PROBLEM STATEMENT: Where a line of the listing below includes the word "Land", reproduce that line.

DATA LISTING:

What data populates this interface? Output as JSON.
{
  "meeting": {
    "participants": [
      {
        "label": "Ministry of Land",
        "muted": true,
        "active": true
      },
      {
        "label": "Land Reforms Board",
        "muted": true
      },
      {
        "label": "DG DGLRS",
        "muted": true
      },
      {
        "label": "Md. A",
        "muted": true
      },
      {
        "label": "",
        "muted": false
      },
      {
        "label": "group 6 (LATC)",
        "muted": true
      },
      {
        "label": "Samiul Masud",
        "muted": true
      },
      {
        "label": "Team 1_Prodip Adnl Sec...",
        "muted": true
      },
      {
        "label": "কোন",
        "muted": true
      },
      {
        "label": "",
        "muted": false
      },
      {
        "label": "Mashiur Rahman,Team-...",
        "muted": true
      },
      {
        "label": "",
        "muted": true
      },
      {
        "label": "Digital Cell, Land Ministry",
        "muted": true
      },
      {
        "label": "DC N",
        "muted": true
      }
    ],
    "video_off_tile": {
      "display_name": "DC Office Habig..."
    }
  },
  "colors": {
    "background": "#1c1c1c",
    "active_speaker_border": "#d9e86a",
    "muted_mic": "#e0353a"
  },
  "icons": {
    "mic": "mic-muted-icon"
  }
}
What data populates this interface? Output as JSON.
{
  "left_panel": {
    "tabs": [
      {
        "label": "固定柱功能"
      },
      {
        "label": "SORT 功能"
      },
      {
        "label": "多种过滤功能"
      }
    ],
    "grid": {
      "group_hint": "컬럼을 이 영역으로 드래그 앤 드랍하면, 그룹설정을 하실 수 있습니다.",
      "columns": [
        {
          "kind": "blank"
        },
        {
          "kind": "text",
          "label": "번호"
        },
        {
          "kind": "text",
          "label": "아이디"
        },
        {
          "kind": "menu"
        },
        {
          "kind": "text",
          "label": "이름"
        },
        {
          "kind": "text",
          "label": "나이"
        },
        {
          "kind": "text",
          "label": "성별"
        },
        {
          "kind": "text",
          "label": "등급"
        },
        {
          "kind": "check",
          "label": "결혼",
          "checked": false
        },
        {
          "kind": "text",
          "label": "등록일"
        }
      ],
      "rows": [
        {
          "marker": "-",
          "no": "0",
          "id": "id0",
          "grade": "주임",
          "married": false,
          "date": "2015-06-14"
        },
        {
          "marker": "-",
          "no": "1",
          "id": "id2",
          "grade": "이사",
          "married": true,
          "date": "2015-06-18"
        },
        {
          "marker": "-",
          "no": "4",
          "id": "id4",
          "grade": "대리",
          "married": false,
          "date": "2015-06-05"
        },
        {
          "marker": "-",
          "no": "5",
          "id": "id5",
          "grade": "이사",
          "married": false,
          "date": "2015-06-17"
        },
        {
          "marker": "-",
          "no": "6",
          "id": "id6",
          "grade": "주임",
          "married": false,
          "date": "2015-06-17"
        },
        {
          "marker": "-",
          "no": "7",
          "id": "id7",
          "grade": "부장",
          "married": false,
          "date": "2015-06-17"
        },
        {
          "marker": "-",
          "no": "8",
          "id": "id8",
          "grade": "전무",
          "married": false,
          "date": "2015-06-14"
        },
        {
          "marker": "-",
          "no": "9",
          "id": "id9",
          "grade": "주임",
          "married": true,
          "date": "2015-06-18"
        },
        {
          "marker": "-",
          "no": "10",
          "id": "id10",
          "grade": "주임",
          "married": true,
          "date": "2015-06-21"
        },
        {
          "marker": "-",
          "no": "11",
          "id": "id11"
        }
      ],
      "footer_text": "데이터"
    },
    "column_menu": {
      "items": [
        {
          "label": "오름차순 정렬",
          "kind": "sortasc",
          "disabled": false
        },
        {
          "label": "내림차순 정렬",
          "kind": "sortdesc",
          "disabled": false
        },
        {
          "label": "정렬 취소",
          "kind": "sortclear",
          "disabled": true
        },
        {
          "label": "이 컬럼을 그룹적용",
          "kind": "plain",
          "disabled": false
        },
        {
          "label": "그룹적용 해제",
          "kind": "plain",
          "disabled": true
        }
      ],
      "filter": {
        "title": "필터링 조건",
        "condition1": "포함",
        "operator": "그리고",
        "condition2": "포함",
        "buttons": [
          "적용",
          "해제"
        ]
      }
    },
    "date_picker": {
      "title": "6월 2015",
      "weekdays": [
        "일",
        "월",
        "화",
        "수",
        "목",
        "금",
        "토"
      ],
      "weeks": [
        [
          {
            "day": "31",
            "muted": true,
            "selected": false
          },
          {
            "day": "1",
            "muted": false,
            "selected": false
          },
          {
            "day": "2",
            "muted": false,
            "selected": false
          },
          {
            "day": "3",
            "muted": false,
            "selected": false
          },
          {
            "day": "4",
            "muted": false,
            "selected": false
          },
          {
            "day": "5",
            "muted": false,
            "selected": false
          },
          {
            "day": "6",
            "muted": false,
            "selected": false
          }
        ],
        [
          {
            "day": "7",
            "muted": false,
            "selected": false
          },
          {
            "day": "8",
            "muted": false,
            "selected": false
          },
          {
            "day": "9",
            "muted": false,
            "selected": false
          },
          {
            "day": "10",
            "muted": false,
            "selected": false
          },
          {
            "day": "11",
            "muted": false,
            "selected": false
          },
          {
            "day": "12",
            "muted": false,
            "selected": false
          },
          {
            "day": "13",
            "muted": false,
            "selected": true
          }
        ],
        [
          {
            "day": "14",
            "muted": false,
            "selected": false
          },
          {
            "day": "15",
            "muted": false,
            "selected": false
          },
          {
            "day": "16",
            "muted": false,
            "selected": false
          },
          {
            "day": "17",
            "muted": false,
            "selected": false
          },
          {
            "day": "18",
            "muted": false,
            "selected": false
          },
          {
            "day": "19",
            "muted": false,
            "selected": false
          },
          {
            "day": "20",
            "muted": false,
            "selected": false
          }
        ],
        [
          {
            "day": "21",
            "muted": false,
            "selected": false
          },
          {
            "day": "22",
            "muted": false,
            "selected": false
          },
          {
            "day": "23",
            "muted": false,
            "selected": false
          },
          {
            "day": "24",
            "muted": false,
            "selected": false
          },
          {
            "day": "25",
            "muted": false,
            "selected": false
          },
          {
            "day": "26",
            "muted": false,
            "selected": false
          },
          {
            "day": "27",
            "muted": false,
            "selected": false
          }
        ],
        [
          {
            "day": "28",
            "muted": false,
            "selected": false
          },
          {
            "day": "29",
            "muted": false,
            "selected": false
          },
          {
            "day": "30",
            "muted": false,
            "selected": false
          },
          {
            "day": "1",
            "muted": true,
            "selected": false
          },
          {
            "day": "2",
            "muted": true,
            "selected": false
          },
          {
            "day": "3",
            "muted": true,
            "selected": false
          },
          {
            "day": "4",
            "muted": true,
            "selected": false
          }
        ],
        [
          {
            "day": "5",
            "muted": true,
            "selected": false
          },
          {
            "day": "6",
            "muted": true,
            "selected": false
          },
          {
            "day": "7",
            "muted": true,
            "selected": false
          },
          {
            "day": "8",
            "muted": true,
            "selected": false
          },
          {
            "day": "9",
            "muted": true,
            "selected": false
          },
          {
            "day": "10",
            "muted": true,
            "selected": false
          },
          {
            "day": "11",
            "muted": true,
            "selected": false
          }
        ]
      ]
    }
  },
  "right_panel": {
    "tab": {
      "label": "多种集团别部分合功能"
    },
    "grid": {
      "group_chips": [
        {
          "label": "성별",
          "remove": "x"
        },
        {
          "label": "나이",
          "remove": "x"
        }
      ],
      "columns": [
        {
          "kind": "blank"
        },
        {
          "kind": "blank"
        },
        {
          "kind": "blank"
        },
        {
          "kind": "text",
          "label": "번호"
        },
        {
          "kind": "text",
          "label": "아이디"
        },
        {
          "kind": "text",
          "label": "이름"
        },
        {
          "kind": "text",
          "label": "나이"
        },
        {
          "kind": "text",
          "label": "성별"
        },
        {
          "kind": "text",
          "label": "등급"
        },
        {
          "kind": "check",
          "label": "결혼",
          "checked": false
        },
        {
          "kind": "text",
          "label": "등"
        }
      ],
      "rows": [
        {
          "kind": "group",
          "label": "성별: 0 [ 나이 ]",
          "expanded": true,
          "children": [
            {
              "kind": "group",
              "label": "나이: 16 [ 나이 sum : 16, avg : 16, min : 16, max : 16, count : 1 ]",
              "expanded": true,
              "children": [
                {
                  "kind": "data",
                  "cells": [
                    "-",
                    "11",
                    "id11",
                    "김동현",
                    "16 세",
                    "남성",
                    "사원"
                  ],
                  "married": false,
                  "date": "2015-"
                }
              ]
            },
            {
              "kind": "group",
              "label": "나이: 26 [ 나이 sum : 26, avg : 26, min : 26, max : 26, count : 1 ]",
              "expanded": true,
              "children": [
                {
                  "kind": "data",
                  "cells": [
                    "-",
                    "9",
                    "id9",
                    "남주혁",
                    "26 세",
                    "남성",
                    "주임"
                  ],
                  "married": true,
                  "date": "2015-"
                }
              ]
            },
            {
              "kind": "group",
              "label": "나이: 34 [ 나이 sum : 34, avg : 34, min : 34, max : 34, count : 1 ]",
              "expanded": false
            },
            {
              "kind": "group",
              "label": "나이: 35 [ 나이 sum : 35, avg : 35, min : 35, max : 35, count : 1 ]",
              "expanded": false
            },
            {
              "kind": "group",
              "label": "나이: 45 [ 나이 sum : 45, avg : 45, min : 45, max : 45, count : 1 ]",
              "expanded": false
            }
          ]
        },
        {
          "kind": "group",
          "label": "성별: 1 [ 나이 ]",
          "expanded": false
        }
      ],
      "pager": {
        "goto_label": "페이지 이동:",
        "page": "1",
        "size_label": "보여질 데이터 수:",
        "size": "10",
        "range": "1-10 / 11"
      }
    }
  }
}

SOLUTION FOR THIS EXERCISE:
        "label": "Ministry of Land",
        "label": "Land Reforms Board",
        "label": "Digital Cell, Land Ministry",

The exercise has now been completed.